start THE INPUT

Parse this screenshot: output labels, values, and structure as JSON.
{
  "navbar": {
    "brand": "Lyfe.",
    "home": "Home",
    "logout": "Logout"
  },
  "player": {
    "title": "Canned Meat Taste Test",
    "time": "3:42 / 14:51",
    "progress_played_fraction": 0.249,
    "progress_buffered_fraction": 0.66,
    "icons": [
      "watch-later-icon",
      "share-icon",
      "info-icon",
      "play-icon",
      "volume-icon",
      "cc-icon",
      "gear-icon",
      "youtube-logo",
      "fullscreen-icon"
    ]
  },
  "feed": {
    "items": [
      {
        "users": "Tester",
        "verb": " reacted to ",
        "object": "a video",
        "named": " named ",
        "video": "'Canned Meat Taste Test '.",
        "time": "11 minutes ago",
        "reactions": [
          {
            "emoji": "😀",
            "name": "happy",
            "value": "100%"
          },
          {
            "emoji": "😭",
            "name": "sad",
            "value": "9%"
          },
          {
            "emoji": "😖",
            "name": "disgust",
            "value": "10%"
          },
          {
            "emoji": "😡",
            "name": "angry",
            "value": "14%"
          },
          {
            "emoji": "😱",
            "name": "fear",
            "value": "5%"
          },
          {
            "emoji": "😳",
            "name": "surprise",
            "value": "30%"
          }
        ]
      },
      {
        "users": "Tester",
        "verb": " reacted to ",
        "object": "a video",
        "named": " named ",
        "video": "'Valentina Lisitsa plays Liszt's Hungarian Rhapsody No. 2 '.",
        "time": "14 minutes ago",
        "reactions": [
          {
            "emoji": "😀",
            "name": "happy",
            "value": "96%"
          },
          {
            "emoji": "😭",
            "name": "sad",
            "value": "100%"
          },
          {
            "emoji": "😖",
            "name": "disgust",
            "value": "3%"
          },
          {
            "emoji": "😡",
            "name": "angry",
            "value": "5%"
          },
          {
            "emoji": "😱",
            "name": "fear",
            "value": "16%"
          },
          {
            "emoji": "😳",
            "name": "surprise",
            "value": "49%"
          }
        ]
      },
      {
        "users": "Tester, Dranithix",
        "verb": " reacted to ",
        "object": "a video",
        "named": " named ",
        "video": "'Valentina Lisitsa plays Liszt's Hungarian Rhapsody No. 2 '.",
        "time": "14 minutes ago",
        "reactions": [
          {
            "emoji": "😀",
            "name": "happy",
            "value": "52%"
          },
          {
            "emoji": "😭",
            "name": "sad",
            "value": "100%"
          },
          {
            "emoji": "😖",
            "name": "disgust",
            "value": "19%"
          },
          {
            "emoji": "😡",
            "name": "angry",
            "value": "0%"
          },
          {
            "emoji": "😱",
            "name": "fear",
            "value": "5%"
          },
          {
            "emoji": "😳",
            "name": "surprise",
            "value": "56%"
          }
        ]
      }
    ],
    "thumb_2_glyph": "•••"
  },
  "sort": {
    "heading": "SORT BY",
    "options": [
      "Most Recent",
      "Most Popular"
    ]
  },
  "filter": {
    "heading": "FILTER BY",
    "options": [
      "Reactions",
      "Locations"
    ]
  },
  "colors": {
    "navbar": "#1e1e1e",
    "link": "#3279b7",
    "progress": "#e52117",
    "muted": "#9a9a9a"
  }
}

end THE INPUT

Copy each line of the data exactly, leaving nothing out.

**WRITTEN SOLUTION**
Parse this screenshot: output labels, values, and structure as JSON.
{
  "navbar": {
    "brand": "Lyfe.",
    "home": "Home",
    "logout": "Logout"
  },
  "player": {
    "title": "Canned Meat Taste Test",
    "time": "3:42 / 14:51",
    "progress_played_fraction": 0.249,
    "progress_buffered_fraction": 0.66,
    "icons": [
      "watch-later-icon",
      "share-icon",
      "info-icon",
      "play-icon",
      "volume-icon",
      "cc-icon",
      "gear-icon",
      "youtube-logo",
      "fullscreen-icon"
    ]
  },
  "feed": {
    "items": [
      {
        "users": "Tester",
        "verb": " reacted to ",
        "object": "a video",
        "named": " named ",
        "video": "'Canned Meat Taste Test '.",
        "time": "11 minutes ago",
        "reactions": [
          {
            "emoji": "😀",
            "name": "happy",
            "value": "100%"
          },
          {
            "emoji": "😭",
            "name": "sad",
            "value": "9%"
          },
          {
            "emoji": "😖",
            "name": "disgust",
            "value": "10%"
          },
          {
            "emoji": "😡",
            "name": "angry",
            "value": "14%"
          },
          {
            "emoji": "😱",
            "name": "fear",
            "value": "5%"
          },
          {
            "emoji": "😳",
            "name": "surprise",
            "value": "30%"
          }
        ]
      },
      {
        "users": "Tester",
        "verb": " reacted to ",
        "object": "a video",
        "named": " named ",
        "video": "'Valentina Lisitsa plays Liszt's Hungarian Rhapsody No. 2 '.",
        "time": "14 minutes ago",
        "reactions": [
          {
            "emoji": "😀",
            "name": "happy",
            "value": "96%"
          },
          {
            "emoji": "😭",
            "name": "sad",
            "value": "100%"
          },
          {
            "emoji": "😖",
            "name": "disgust",
            "value": "3%"
          },
          {
            "emoji": "😡",
            "name": "angry",
            "value": "5%"
          },
          {
            "emoji": "😱",
            "name": "fear",
            "value": "16%"
          },
          {
            "emoji": "😳",
            "name": "surprise",
            "value": "49%"
          }
        ]
      },
      {
        "users": "Tester, Dranithix",
        "verb": " reacted to ",
        "object": "a video",
        "named": " named ",
        "video": "'Valentina Lisitsa plays Liszt's Hungarian Rhapsody No. 2 '.",
        "time": "14 minutes ago",
        "reactions": [
          {
            "emoji": "😀",
            "name": "happy",
            "value": "52%"
          },
          {
            "emoji": "😭",
            "name": "sad",
            "value": "100%"
          },
          {
            "emoji": "😖",
            "name": "disgust",
            "value": "19%"
          },
          {
            "emoji": "😡",
            "name": "angry",
            "value": "0%"
          },
          {
            "emoji": "😱",
            "name": "fear",
            "value": "5%"
          },
          {
            "emoji": "😳",
            "name": "surprise",
            "value": "56%"
          }
        ]
      }
    ],
    "thumb_2_glyph": "•••"
  },
  "sort": {
    "heading": "SORT BY",
    "options": [
      "Most Recent",
      "Most Popular"
    ]
  },
  "filter": {
    "heading": "FILTER BY",
    "options": [
      "Reactions",
      "Locations"
    ]
  },
  "colors": {
    "navbar": "#1e1e1e",
    "link": "#3279b7",
    "progress": "#e52117",
    "muted": "#9a9a9a"
  }
}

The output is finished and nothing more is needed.